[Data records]
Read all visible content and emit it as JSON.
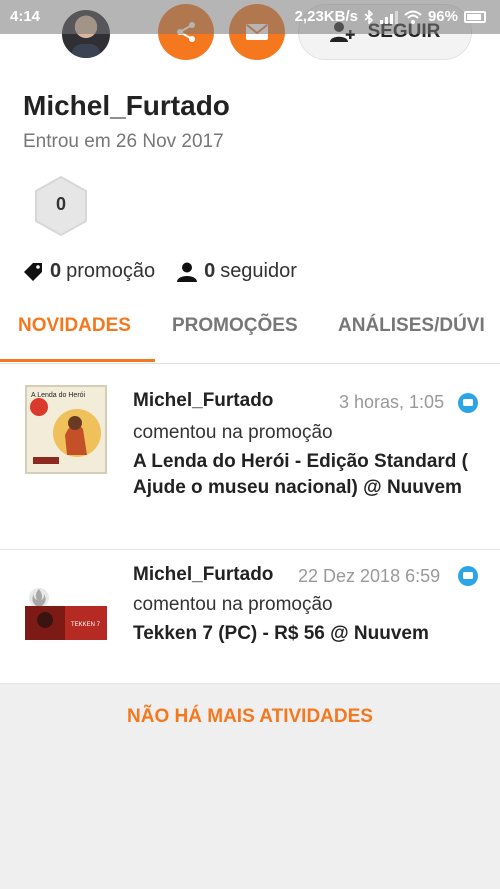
{
  "status_bar": {
    "time": "4:14",
    "network": "2,23KB/s",
    "battery": "96%"
  },
  "profile": {
    "username": "Michel_Furtado",
    "joined": "Entrou em 26 Nov 2017",
    "badge_value": "0",
    "follow_label": "SEGUIR",
    "stats": {
      "promotions_count": "0",
      "promotions_label": "promoção",
      "followers_count": "0",
      "followers_label": "seguidor"
    }
  },
  "tabs": [
    {
      "label": "NOVIDADES",
      "active": true
    },
    {
      "label": "PROMOÇÕES",
      "active": false
    },
    {
      "label": "ANÁLISES/DÚVI",
      "active": false
    }
  ],
  "feed": [
    {
      "name": "Michel_Furtado",
      "time": "3 horas, 1:05",
      "action": "comentou na promoção",
      "title": "A Lenda do Herói - Edição Standard ( Ajude o museu nacional) @ Nuuvem",
      "thumb_text": "A Lenda do Herói"
    },
    {
      "name": "Michel_Furtado",
      "time": "22 Dez 2018 6:59",
      "action": "comentou na promoção",
      "title": "Tekken 7 (PC) - R$ 56 @ Nuuvem",
      "thumb_text": "TEKKEN 7"
    }
  ],
  "footer": {
    "no_more": "NÃO HÁ MAIS ATIVIDADES"
  },
  "colors": {
    "accent": "#f5781f",
    "chat_bubble": "#2aa6e6",
    "background": "#efefef"
  }
}
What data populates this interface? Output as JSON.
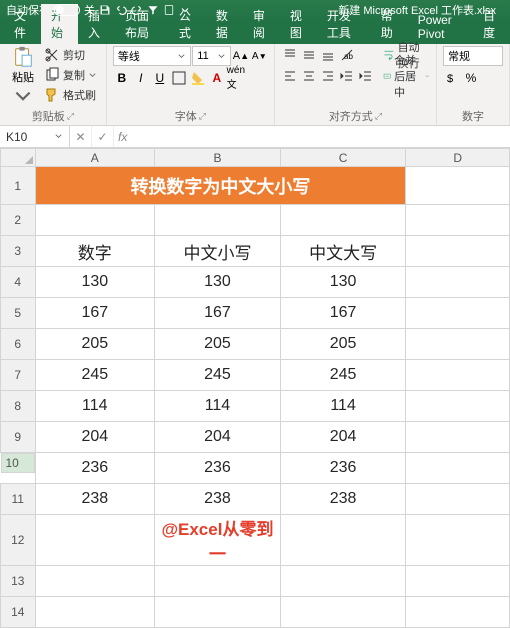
{
  "titlebar": {
    "autosave": "自动保存",
    "off": "关",
    "filename": "新建 Microsoft Excel 工作表.xlsx"
  },
  "tabs": {
    "file": "文件",
    "home": "开始",
    "insert": "插入",
    "layout": "页面布局",
    "formulas": "公式",
    "data": "数据",
    "review": "审阅",
    "view": "视图",
    "dev": "开发工具",
    "help": "帮助",
    "pp": "Power Pivot",
    "baidu": "百度"
  },
  "ribbon": {
    "paste": "粘贴",
    "cut": "剪切",
    "copy": "复制",
    "format_painter": "格式刷",
    "clipboard": "剪贴板",
    "font_name": "等线",
    "font_size": "11",
    "font_group": "字体",
    "align_group": "对齐方式",
    "wrap": "自动换行",
    "merge": "合并后居中",
    "num_format": "常规",
    "num_group": "数字"
  },
  "namebox": "K10",
  "cols": [
    "A",
    "B",
    "C",
    "D"
  ],
  "rows": [
    "1",
    "2",
    "3",
    "4",
    "5",
    "6",
    "7",
    "8",
    "9",
    "10",
    "11",
    "12",
    "13",
    "14"
  ],
  "cells": {
    "title": "转换数字为中文大小写",
    "h1": "数字",
    "h2": "中文小写",
    "h3": "中文大写",
    "data": [
      [
        "130",
        "130",
        "130"
      ],
      [
        "167",
        "167",
        "167"
      ],
      [
        "205",
        "205",
        "205"
      ],
      [
        "245",
        "245",
        "245"
      ],
      [
        "114",
        "114",
        "114"
      ],
      [
        "204",
        "204",
        "204"
      ],
      [
        "236",
        "236",
        "236"
      ],
      [
        "238",
        "238",
        "238"
      ]
    ],
    "footer": "@Excel从零到一"
  }
}
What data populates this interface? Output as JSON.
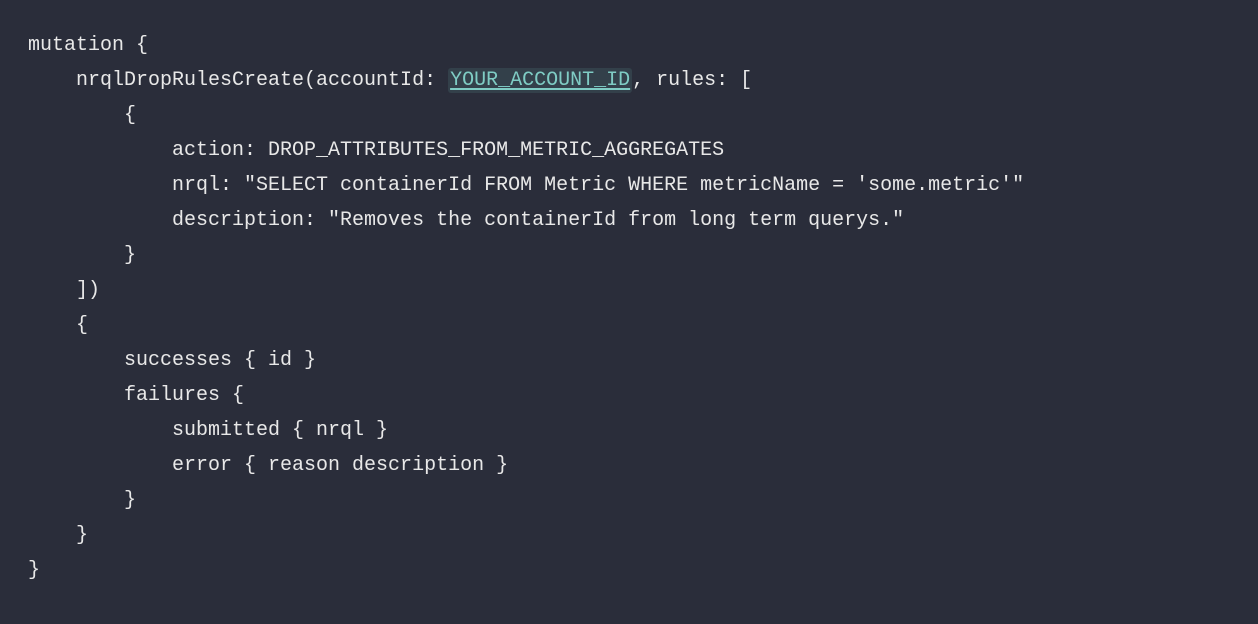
{
  "code": {
    "line1": "mutation {",
    "line2_pre": "    nrqlDropRulesCreate(accountId: ",
    "line2_placeholder": "YOUR_ACCOUNT_ID",
    "line2_post": ", rules: [",
    "line3": "        {",
    "line4": "            action: DROP_ATTRIBUTES_FROM_METRIC_AGGREGATES",
    "line5": "            nrql: \"SELECT containerId FROM Metric WHERE metricName = 'some.metric'\"",
    "line6": "            description: \"Removes the containerId from long term querys.\"",
    "line7": "        }",
    "line8": "    ])",
    "line9": "    {",
    "line10": "        successes { id }",
    "line11": "        failures {",
    "line12": "            submitted { nrql }",
    "line13": "            error { reason description }",
    "line14": "        }",
    "line15": "    }",
    "line16": "}"
  }
}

■ WHAT YOU HAVE TO DO:
Every record must be copied exactly, with the pictures left out.

■ THE SOLUTION:
Read all visible content and emit it as JSON.
{
  "status_bar": {
    "time": "4:14",
    "network": "2,23KB/s",
    "battery": "96%"
  },
  "profile": {
    "username": "Michel_Furtado",
    "joined": "Entrou em 26 Nov 2017",
    "badge_value": "0",
    "follow_label": "SEGUIR",
    "stats": {
      "promotions_count": "0",
      "promotions_label": "promoção",
      "followers_count": "0",
      "followers_label": "seguidor"
    }
  },
  "tabs": [
    {
      "label": "NOVIDADES",
      "active": true
    },
    {
      "label": "PROMOÇÕES",
      "active": false
    },
    {
      "label": "ANÁLISES/DÚVI",
      "active": false
    }
  ],
  "feed": [
    {
      "name": "Michel_Furtado",
      "time": "3 horas, 1:05",
      "action": "comentou na promoção",
      "title": "A Lenda do Herói - Edição Standard ( Ajude o museu nacional) @ Nuuvem",
      "thumb_text": "A Lenda do Herói"
    },
    {
      "name": "Michel_Furtado",
      "time": "22 Dez 2018 6:59",
      "action": "comentou na promoção",
      "title": "Tekken 7 (PC) - R$ 56 @ Nuuvem",
      "thumb_text": "TEKKEN 7"
    }
  ],
  "footer": {
    "no_more": "NÃO HÁ MAIS ATIVIDADES"
  },
  "colors": {
    "accent": "#f5781f",
    "chat_bubble": "#2aa6e6",
    "background": "#efefef"
  }
}
What data populates this interface? Output as JSON.
{
  "titlebar": {
    "autosave": "自动保存",
    "off": "关",
    "filename": "新建 Microsoft Excel 工作表.xlsx"
  },
  "tabs": {
    "file": "文件",
    "home": "开始",
    "insert": "插入",
    "layout": "页面布局",
    "formulas": "公式",
    "data": "数据",
    "review": "审阅",
    "view": "视图",
    "dev": "开发工具",
    "help": "帮助",
    "pp": "Power Pivot",
    "baidu": "百度"
  },
  "ribbon": {
    "paste": "粘贴",
    "cut": "剪切",
    "copy": "复制",
    "format_painter": "格式刷",
    "clipboard": "剪贴板",
    "font_name": "等线",
    "font_size": "11",
    "font_group": "字体",
    "align_group": "对齐方式",
    "wrap": "自动换行",
    "merge": "合并后居中",
    "num_format": "常规",
    "num_group": "数字"
  },
  "namebox": "K10",
  "cols": [
    "A",
    "B",
    "C",
    "D"
  ],
  "rows": [
    "1",
    "2",
    "3",
    "4",
    "5",
    "6",
    "7",
    "8",
    "9",
    "10",
    "11",
    "12",
    "13",
    "14"
  ],
  "cells": {
    "title": "转换数字为中文大小写",
    "h1": "数字",
    "h2": "中文小写",
    "h3": "中文大写",
    "data": [
      [
        "130",
        "130",
        "130"
      ],
      [
        "167",
        "167",
        "167"
      ],
      [
        "205",
        "205",
        "205"
      ],
      [
        "245",
        "245",
        "245"
      ],
      [
        "114",
        "114",
        "114"
      ],
      [
        "204",
        "204",
        "204"
      ],
      [
        "236",
        "236",
        "236"
      ],
      [
        "238",
        "238",
        "238"
      ]
    ],
    "footer": "@Excel从零到一"
  }
}
What data populates this interface? Output as JSON.
{
  "code": {
    "line1": "mutation {",
    "line2_pre": "    nrqlDropRulesCreate(accountId: ",
    "line2_placeholder": "YOUR_ACCOUNT_ID",
    "line2_post": ", rules: [",
    "line3": "        {",
    "line4": "            action: DROP_ATTRIBUTES_FROM_METRIC_AGGREGATES",
    "line5": "            nrql: \"SELECT containerId FROM Metric WHERE metricName = 'some.metric'\"",
    "line6": "            description: \"Removes the containerId from long term querys.\"",
    "line7": "        }",
    "line8": "    ])",
    "line9": "    {",
    "line10": "        successes { id }",
    "line11": "        failures {",
    "line12": "            submitted { nrql }",
    "line13": "            error { reason description }",
    "line14": "        }",
    "line15": "    }",
    "line16": "}"
  }
}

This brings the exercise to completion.